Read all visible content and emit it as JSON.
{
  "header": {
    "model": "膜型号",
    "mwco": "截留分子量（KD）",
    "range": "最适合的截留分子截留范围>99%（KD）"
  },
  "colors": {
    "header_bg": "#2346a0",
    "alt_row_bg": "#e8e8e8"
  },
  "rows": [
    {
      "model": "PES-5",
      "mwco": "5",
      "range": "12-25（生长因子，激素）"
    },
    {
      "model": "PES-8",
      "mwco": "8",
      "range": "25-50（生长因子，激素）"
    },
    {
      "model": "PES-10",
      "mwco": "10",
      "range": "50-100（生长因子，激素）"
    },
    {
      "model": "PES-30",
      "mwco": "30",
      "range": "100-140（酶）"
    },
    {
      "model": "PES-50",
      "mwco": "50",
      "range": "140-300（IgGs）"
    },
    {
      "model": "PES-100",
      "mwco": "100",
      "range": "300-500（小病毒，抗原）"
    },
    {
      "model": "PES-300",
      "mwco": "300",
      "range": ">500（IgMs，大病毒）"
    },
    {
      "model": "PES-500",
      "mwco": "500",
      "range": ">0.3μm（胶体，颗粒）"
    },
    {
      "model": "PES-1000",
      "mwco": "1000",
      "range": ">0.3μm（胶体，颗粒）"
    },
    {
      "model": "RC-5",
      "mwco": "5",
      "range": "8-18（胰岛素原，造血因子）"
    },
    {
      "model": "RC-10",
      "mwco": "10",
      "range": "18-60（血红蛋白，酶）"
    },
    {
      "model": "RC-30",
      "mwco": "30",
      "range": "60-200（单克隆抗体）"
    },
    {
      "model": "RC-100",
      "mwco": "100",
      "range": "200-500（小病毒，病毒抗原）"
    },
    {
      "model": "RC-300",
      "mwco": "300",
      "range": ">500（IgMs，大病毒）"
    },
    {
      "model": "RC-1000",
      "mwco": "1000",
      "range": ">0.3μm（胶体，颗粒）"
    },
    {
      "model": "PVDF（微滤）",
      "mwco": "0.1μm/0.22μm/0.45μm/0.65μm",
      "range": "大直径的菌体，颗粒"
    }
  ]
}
=-=-=
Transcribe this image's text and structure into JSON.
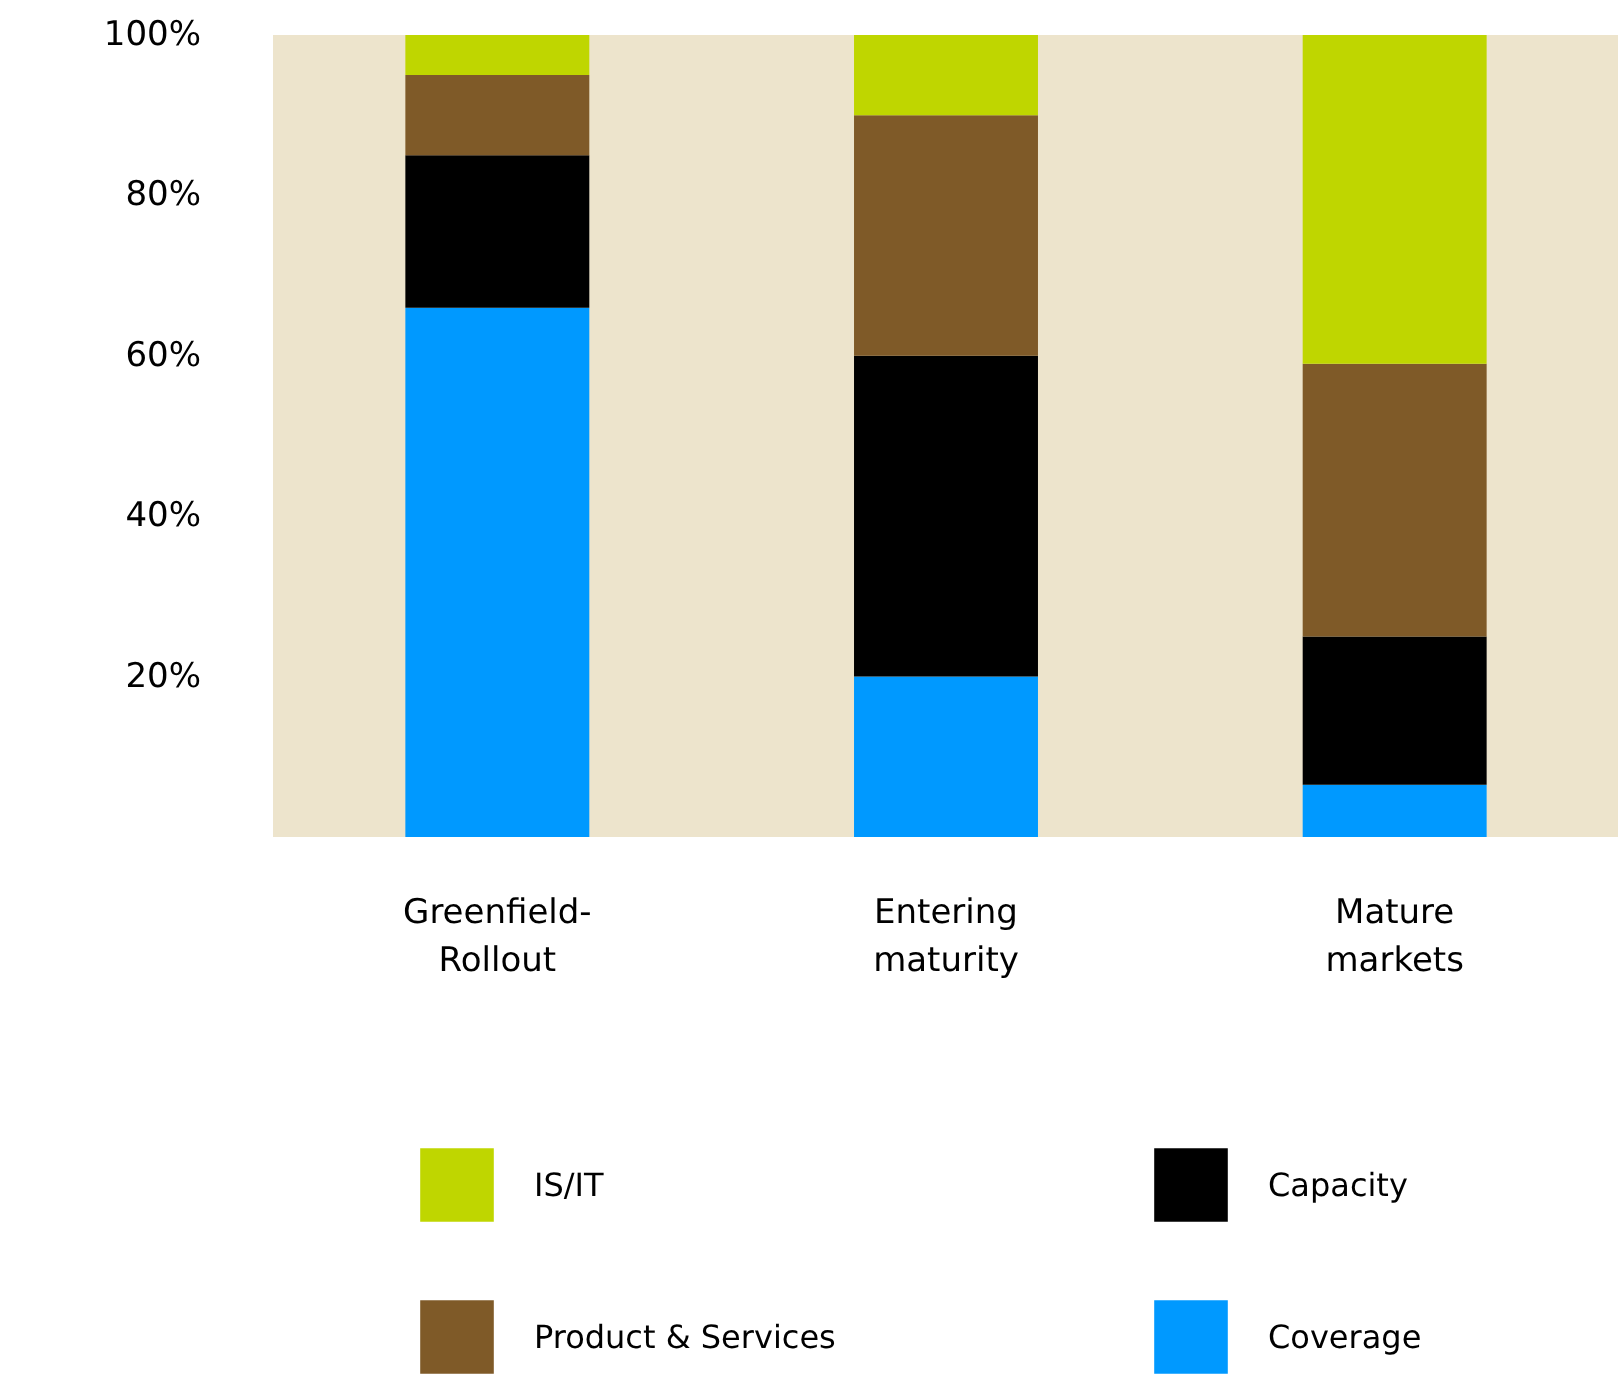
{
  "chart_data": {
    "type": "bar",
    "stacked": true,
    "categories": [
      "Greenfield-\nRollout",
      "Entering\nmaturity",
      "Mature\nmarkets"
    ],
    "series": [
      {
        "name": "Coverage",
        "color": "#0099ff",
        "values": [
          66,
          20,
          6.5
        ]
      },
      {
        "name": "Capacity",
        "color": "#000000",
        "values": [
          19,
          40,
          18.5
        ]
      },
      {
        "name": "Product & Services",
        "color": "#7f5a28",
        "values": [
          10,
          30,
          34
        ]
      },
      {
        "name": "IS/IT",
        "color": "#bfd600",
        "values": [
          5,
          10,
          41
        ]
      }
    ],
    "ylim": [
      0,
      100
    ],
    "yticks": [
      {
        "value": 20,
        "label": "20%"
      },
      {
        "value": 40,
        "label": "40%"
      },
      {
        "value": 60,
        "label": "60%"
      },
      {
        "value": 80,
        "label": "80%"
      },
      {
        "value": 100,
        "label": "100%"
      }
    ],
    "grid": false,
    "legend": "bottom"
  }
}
=-=-=
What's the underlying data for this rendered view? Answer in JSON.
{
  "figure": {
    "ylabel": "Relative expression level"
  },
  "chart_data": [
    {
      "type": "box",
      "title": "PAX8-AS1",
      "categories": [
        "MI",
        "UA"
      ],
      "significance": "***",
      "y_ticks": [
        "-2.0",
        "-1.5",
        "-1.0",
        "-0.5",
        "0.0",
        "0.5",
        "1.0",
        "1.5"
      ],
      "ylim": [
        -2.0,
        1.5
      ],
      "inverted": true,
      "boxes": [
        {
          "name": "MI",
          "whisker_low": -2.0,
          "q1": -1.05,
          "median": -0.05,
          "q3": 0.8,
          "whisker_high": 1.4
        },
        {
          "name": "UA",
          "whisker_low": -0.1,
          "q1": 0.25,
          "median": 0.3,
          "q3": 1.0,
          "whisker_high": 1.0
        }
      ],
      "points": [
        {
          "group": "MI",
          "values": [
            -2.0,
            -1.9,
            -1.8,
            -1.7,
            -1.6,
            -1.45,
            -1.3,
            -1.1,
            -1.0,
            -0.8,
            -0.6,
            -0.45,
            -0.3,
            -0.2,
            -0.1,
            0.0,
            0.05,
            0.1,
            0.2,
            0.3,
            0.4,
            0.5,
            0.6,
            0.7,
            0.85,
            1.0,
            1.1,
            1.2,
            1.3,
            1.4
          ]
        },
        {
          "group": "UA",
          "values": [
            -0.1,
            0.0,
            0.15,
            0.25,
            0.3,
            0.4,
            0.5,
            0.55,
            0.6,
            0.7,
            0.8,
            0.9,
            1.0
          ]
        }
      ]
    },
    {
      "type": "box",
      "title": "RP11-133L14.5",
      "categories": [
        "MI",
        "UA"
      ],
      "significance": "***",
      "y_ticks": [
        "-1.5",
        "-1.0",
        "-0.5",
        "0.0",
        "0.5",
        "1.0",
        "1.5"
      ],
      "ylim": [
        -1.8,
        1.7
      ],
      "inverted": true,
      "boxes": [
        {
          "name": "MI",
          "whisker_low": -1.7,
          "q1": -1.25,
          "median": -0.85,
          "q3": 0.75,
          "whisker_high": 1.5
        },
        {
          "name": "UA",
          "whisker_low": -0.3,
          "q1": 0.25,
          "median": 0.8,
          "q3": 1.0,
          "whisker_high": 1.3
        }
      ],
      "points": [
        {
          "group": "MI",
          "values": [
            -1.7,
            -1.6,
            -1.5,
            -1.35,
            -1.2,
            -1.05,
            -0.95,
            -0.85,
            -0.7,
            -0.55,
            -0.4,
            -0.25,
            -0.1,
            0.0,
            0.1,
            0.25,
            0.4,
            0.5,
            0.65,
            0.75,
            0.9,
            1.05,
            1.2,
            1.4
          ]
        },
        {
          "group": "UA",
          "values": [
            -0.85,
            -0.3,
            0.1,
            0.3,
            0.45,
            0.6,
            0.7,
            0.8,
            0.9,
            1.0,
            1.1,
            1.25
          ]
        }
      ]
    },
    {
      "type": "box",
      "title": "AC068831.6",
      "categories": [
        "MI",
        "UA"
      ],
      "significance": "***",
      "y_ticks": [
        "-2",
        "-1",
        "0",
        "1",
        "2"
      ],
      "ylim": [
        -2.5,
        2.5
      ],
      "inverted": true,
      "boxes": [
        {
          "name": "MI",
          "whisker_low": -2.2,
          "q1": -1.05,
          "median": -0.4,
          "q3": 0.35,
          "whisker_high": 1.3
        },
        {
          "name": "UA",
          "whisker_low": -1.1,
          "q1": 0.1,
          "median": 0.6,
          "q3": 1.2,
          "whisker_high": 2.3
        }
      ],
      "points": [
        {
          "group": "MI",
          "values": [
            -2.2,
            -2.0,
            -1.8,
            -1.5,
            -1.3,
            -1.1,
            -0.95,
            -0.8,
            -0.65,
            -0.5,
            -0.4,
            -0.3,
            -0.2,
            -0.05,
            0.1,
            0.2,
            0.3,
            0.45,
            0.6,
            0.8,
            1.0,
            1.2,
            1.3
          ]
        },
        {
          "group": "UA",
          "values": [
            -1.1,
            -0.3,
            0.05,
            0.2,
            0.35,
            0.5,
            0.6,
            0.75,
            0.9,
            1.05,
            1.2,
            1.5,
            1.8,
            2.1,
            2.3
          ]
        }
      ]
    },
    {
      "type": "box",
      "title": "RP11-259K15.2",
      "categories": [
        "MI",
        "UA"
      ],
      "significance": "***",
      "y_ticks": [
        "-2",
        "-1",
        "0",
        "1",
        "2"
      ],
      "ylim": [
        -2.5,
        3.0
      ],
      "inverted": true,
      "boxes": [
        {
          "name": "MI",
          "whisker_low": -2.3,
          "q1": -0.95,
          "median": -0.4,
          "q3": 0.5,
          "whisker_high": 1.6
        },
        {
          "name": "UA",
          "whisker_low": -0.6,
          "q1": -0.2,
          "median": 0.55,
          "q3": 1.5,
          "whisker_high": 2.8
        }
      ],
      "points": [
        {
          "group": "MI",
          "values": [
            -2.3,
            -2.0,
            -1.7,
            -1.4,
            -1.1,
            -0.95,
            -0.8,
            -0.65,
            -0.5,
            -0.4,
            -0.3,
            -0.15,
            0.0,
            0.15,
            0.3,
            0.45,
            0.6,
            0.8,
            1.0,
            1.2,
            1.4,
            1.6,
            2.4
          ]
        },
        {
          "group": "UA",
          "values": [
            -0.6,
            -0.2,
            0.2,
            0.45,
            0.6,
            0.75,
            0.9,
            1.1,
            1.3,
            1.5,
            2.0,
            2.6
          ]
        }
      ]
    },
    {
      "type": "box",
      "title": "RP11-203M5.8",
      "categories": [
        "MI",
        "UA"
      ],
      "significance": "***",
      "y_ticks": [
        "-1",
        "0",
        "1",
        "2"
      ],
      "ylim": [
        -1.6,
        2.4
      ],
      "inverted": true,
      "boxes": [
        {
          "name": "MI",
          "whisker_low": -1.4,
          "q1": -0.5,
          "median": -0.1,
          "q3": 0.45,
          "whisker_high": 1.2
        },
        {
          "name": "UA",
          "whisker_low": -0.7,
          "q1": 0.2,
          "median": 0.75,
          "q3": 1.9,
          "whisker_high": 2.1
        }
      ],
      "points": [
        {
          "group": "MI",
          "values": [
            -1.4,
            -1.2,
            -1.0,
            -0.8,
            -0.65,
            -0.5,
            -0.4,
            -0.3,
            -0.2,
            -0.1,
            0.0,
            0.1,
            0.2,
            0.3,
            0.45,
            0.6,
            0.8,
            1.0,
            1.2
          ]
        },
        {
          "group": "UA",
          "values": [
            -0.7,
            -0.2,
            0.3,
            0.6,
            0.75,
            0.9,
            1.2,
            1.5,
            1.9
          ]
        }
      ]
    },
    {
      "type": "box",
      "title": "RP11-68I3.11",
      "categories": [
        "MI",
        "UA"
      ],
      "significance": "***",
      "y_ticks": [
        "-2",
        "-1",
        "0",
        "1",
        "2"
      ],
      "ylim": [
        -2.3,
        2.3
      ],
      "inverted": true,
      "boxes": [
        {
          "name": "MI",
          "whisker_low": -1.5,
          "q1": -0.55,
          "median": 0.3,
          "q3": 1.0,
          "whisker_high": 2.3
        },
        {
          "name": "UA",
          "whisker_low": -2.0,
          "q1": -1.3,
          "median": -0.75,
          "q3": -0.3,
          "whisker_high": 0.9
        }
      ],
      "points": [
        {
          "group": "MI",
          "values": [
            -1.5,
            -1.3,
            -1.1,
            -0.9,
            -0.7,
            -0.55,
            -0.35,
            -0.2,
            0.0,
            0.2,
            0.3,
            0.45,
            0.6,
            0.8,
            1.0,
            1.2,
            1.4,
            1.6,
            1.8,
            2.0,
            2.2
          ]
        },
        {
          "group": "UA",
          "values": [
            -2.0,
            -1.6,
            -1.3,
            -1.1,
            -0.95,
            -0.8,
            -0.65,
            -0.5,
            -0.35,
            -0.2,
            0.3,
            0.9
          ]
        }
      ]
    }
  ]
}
=-=-=
▶ Task to complete
From the records above, pull out each line that has "median".

▶ Result for this task
          "median": -0.05,
          "median": 0.3,
          "median": -0.85,
          "median": 0.8,
          "median": -0.4,
          "median": 0.6,
          "median": -0.4,
          "median": 0.55,
          "median": -0.1,
          "median": 0.75,
          "median": 0.3,
          "median": -0.75,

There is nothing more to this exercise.